■ Directions ■
Return the entries below verbatim. Pictures stay out.

Dataset items:

+--

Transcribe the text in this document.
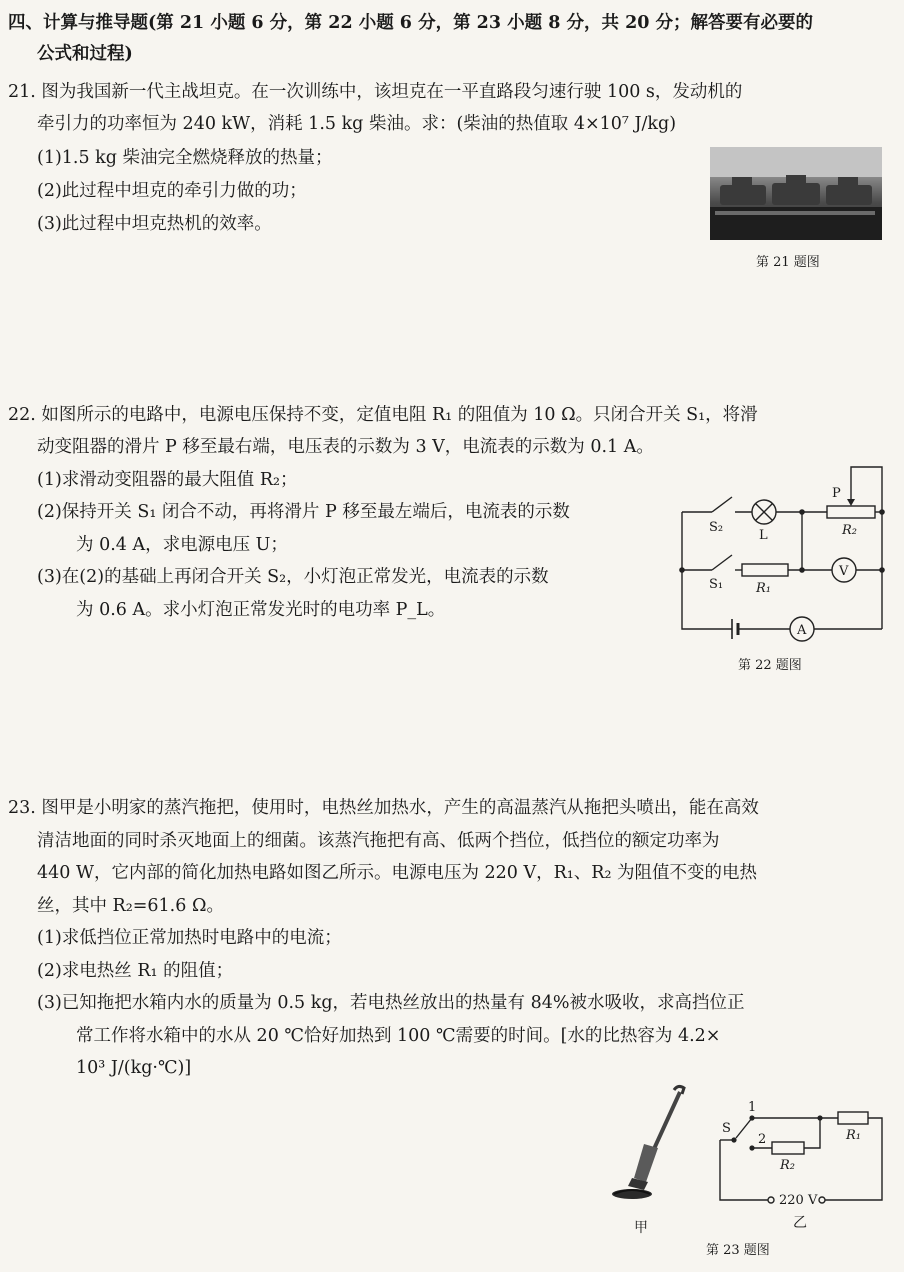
四、计算与推导题(第 21 小题 6 分，第 22 小题 6 分，第 23 小题 8 分，共 20 分；解答要有必要的
公式和过程)
21. 图为我国新一代主战坦克。在一次训练中，该坦克在一平直路段匀速行驶 100 s，发动机的
牵引力的功率恒为 240 kW，消耗 1.5 kg 柴油。求：(柴油的热值取 4×10⁷ J/kg)
(1)1.5 kg 柴油完全燃烧释放的热量；
(2)此过程中坦克的牵引力做的功；
(3)此过程中坦克热机的效率。
第 21 题图
22. 如图所示的电路中，电源电压保持不变，定值电阻 R₁ 的阻值为 10 Ω。只闭合开关 S₁，将滑
动变阻器的滑片 P 移至最右端，电压表的示数为 3 V，电流表的示数为 0.1 A。
(1)求滑动变阻器的最大阻值 R₂；
(2)保持开关 S₁ 闭合不动，再将滑片 P 移至最左端后，电流表的示数
为 0.4 A，求电源电压 U；
(3)在(2)的基础上再闭合开关 S₂，小灯泡正常发光，电流表的示数
为 0.6 A。求小灯泡正常发光时的电功率 P_L。
S₂
L
P
R₂
S₁	R₁
V
A
第 22 题图
23. 图甲是小明家的蒸汽拖把，使用时，电热丝加热水，产生的高温蒸汽从拖把头喷出，能在高效
清洁地面的同时杀灭地面上的细菌。该蒸汽拖把有高、低两个挡位，低挡位的额定功率为
440 W，它内部的简化加热电路如图乙所示。电源电压为 220 V，R₁、R₂ 为阻值不变的电热
丝，其中 R₂=61.6 Ω。
(1)求低挡位正常加热时电路中的电流；
(2)求电热丝 R₁ 的阻值；
(3)已知拖把水箱内水的质量为 0.5 kg，若电热丝放出的热量有 84%被水吸收，求高挡位正
常工作将水箱中的水从 20 ℃恰好加热到 100 ℃需要的时间。[水的比热容为 4.2×
10³ J/(kg·℃)]
甲
S
1
2	R₁
R₂
220 V
乙
第 23 题图
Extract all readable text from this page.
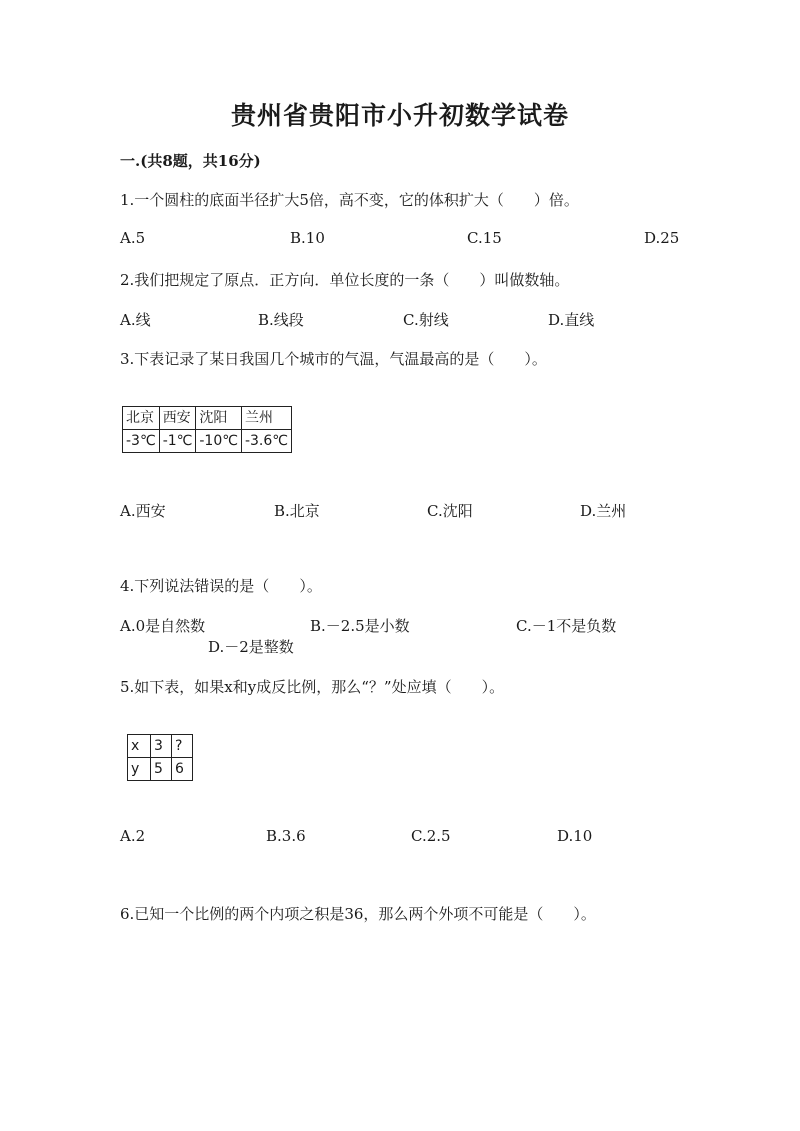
贵州省贵阳市小升初数学试卷
一.(共8题，共16分)
1.一个圆柱的底面半径扩大5倍，高不变，它的体积扩大（　　）倍。
A.5	B.10	C.15	D.25
2.我们把规定了原点．正方向．单位长度的一条（　　）叫做数轴。
A.线	B.线段	C.射线	D.直线
3.下表记录了某日我国几个城市的气温，气温最高的是（　　）。
北京	西安	沈阳	兰州
-3℃	-1℃	-10℃	-3.6℃
A.西安	B.北京	C.沈阳	D.兰州
4.下列说法错误的是（　　）。
A.0是自然数	B.－2.5是小数	C.－1不是负数
D.－2是整数
5.如下表，如果x和y成反比例，那么“？”处应填（　　）。
x	3	?
y	5	6
A.2	B.3.6	C.2.5	D.10
6.已知一个比例的两个内项之积是36，那么两个外项不可能是（　　）。
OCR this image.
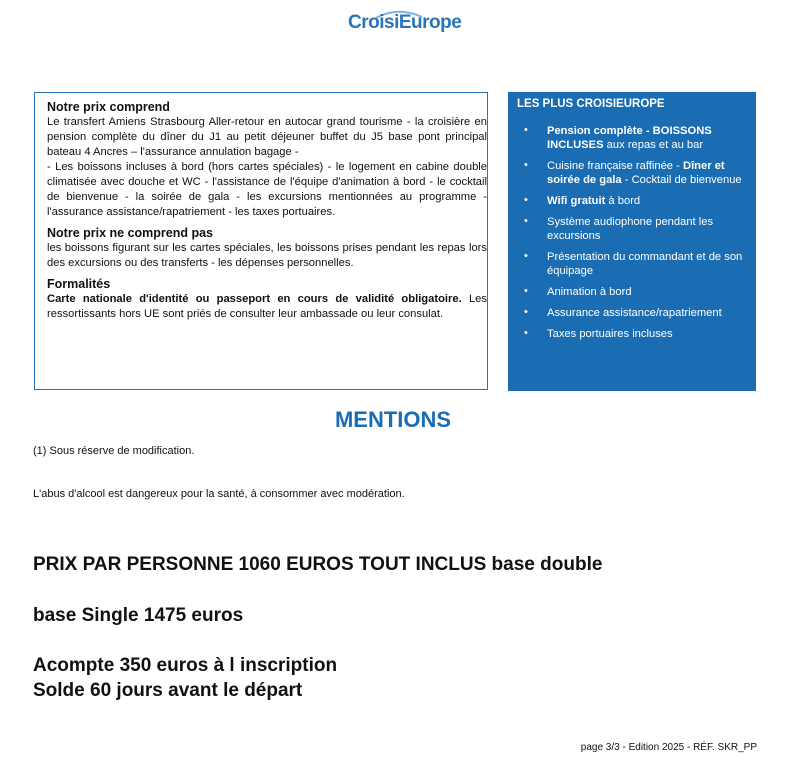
CroisiEurope
Notre prix comprend

Le transfert Amiens Strasbourg Aller-retour en autocar grand tourisme - la croisière en pension complète du dîner du J1 au petit déjeuner buffet du J5 base pont principal bateau 4 Ancres – l'assurance annulation bagage -

- Les boissons incluses à bord (hors cartes spéciales) - le logement en cabine double climatisée avec douche et WC - l'assistance de l'équipe d'animation à bord - le cocktail de bienvenue - la soirée de gala - les excursions mentionnées au programme - l'assurance assistance/rapatriement - les taxes portuaires.

Notre prix ne comprend pas

les boissons figurant sur les cartes spéciales, les boissons prises pendant les repas lors des excursions ou des transferts - les dépenses personnelles.

Formalités

Carte nationale d'identité ou passeport en cours de validité obligatoire. Les ressortissants hors UE sont priés de consulter leur ambassade ou leur consulat.

LES PLUS CROISIEUROPE
• Pension complète - BOISSONS INCLUSES aux repas et au bar
• Cuisine française raffinée - Dîner et soirée de gala - Cocktail de bienvenue
• Wifi gratuit à bord
• Système audiophone pendant les excursions
• Présentation du commandant et de son équipage
• Animation à bord
• Assurance assistance/rapatriement
• Taxes portuaires incluses
MENTIONS
(1) Sous réserve de modification.
L'abus d'alcool est dangereux pour la santé, à consommer avec modération.
PRIX PAR PERSONNE 1060 EUROS TOUT INCLUS base double
base Single 1475 euros
Acompte 350 euros à l inscription
Solde 60 jours avant le départ
page 3/3 - Edition 2025 - RÉF. SKR_PP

+--

■ Exercise answer ■
Transcribe the text in this document.
四、计算与推导题(第 21 小题 6 分，第 22 小题 6 分，第 23 小题 8 分，共 20 分；解答要有必要的
公式和过程)
21. 图为我国新一代主战坦克。在一次训练中，该坦克在一平直路段匀速行驶 100 s，发动机的
牵引力的功率恒为 240 kW，消耗 1.5 kg 柴油。求：(柴油的热值取 4×10⁷ J/kg)
(1)1.5 kg 柴油完全燃烧释放的热量；
(2)此过程中坦克的牵引力做的功；
(3)此过程中坦克热机的效率。
第 21 题图
22. 如图所示的电路中，电源电压保持不变，定值电阻 R₁ 的阻值为 10 Ω。只闭合开关 S₁，将滑
动变阻器的滑片 P 移至最右端，电压表的示数为 3 V，电流表的示数为 0.1 A。
(1)求滑动变阻器的最大阻值 R₂；
(2)保持开关 S₁ 闭合不动，再将滑片 P 移至最左端后，电流表的示数
为 0.4 A，求电源电压 U；
(3)在(2)的基础上再闭合开关 S₂，小灯泡正常发光，电流表的示数
为 0.6 A。求小灯泡正常发光时的电功率 P_L。
S₂
L
P
R₂
S₁	R₁
V
A
第 22 题图
23. 图甲是小明家的蒸汽拖把，使用时，电热丝加热水，产生的高温蒸汽从拖把头喷出，能在高效
清洁地面的同时杀灭地面上的细菌。该蒸汽拖把有高、低两个挡位，低挡位的额定功率为
440 W，它内部的简化加热电路如图乙所示。电源电压为 220 V，R₁、R₂ 为阻值不变的电热
丝，其中 R₂=61.6 Ω。
(1)求低挡位正常加热时电路中的电流；
(2)求电热丝 R₁ 的阻值；
(3)已知拖把水箱内水的质量为 0.5 kg，若电热丝放出的热量有 84%被水吸收，求高挡位正
常工作将水箱中的水从 20 ℃恰好加热到 100 ℃需要的时间。[水的比热容为 4.2×
10³ J/(kg·℃)]
甲
S
1
2	R₁
R₂
220 V
乙
第 23 题图
Extract all readable text from this page.
贵州省贵阳市小升初数学试卷
一.(共8题，共16分)
1.一个圆柱的底面半径扩大5倍，高不变，它的体积扩大（　　）倍。
A.5	B.10	C.15	D.25
2.我们把规定了原点．正方向．单位长度的一条（　　）叫做数轴。
A.线	B.线段	C.射线	D.直线
3.下表记录了某日我国几个城市的气温，气温最高的是（　　）。
北京	西安	沈阳	兰州
-3℃	-1℃	-10℃	-3.6℃
A.西安	B.北京	C.沈阳	D.兰州
4.下列说法错误的是（　　）。
A.0是自然数	B.－2.5是小数	C.－1不是负数
D.－2是整数
5.如下表，如果x和y成反比例，那么“？”处应填（　　）。
x	3	?
y	5	6
A.2	B.3.6	C.2.5	D.10
6.已知一个比例的两个内项之积是36，那么两个外项不可能是（　　）。
OCR this image.
CroisiEurope
Notre prix comprend

Le transfert Amiens Strasbourg Aller-retour en autocar grand tourisme - la croisière en pension complète du dîner du J1 au petit déjeuner buffet du J5 base pont principal bateau 4 Ancres – l'assurance annulation bagage -

- Les boissons incluses à bord (hors cartes spéciales) - le logement en cabine double climatisée avec douche et WC - l'assistance de l'équipe d'animation à bord - le cocktail de bienvenue - la soirée de gala - les excursions mentionnées au programme - l'assurance assistance/rapatriement - les taxes portuaires.

Notre prix ne comprend pas

les boissons figurant sur les cartes spéciales, les boissons prises pendant les repas lors des excursions ou des transferts - les dépenses personnelles.

Formalités

Carte nationale d'identité ou passeport en cours de validité obligatoire. Les ressortissants hors UE sont priés de consulter leur ambassade ou leur consulat.

LES PLUS CROISIEUROPE
• Pension complète - BOISSONS INCLUSES aux repas et au bar
• Cuisine française raffinée - Dîner et soirée de gala - Cocktail de bienvenue
• Wifi gratuit à bord
• Système audiophone pendant les excursions
• Présentation du commandant et de son équipage
• Animation à bord
• Assurance assistance/rapatriement
• Taxes portuaires incluses
MENTIONS
(1) Sous réserve de modification.
L'abus d'alcool est dangereux pour la santé, à consommer avec modération.
PRIX PAR PERSONNE 1060 EUROS TOUT INCLUS base double
base Single 1475 euros
Acompte 350 euros à l inscription
Solde 60 jours avant le départ
page 3/3 - Edition 2025 - RÉF. SKR_PP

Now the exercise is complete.